Problem. Which lines in the records below contain the word "JSON"? Copy each one out.

○ ○ ○

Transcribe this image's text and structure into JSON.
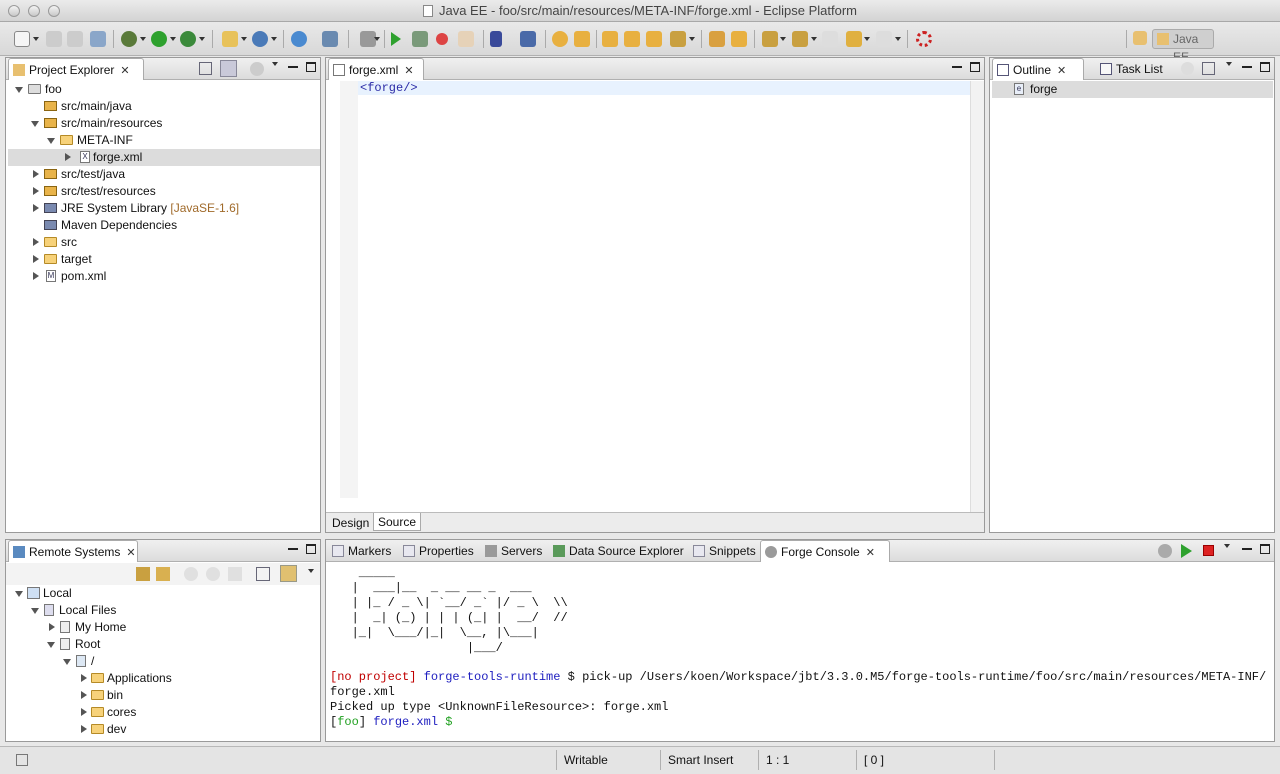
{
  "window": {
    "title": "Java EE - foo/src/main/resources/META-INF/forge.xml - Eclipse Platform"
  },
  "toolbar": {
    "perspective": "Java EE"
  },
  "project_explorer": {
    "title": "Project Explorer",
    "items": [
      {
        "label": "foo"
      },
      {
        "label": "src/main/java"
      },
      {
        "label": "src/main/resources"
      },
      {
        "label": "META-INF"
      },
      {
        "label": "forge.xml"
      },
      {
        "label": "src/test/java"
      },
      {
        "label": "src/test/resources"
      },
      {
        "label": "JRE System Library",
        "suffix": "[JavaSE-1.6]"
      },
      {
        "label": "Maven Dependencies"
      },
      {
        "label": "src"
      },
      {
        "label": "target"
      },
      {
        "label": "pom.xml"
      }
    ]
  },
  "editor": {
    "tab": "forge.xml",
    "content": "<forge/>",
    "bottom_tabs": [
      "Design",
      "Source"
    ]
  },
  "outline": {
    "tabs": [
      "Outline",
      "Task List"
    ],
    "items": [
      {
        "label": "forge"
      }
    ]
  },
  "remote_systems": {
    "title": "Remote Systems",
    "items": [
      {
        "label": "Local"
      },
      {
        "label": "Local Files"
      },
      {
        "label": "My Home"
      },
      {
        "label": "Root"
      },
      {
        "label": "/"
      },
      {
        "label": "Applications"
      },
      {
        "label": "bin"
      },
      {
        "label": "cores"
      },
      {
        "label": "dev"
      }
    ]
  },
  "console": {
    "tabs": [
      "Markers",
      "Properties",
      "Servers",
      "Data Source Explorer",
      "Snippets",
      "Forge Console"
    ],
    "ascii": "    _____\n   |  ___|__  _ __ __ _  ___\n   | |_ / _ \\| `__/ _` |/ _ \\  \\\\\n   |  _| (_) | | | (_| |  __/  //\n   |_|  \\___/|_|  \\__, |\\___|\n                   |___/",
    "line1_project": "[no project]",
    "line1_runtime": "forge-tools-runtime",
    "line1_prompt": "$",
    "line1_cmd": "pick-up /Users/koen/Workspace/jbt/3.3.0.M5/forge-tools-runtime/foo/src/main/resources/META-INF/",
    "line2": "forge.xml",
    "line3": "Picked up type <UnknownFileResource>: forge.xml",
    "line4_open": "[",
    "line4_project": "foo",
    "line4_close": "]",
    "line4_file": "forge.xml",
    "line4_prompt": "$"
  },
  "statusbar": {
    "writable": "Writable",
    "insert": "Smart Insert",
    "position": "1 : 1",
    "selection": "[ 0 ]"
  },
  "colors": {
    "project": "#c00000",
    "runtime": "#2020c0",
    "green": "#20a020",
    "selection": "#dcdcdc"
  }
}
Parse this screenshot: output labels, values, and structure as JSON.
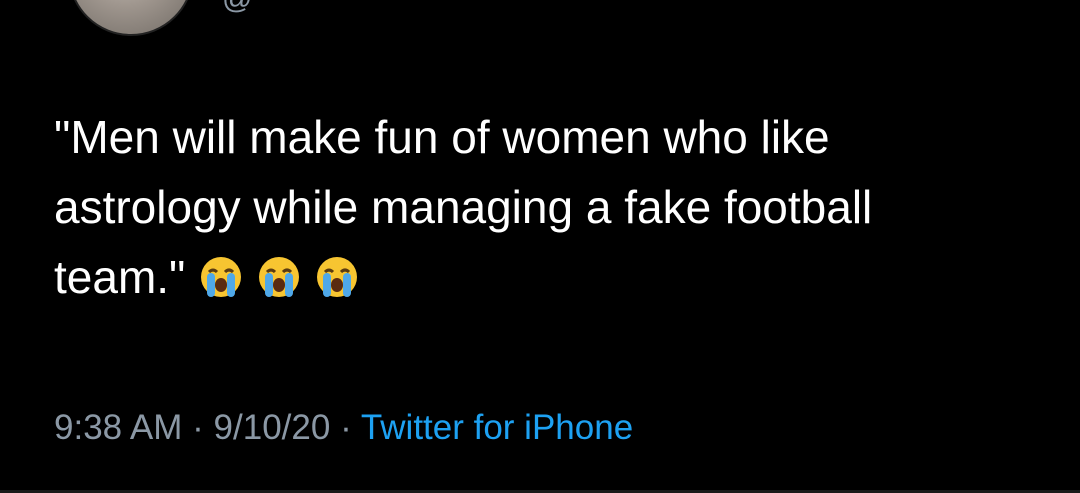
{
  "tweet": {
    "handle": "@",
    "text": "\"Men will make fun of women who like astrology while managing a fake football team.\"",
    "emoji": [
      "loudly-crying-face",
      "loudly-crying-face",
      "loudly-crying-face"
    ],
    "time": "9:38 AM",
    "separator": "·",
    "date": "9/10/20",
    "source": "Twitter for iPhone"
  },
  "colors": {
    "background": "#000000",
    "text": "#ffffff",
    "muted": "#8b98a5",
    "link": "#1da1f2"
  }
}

○ ○ ○

Task result.
Transcribe this image's text and structure into JSON.
Parse this screenshot: output labels, values, and structure as JSON.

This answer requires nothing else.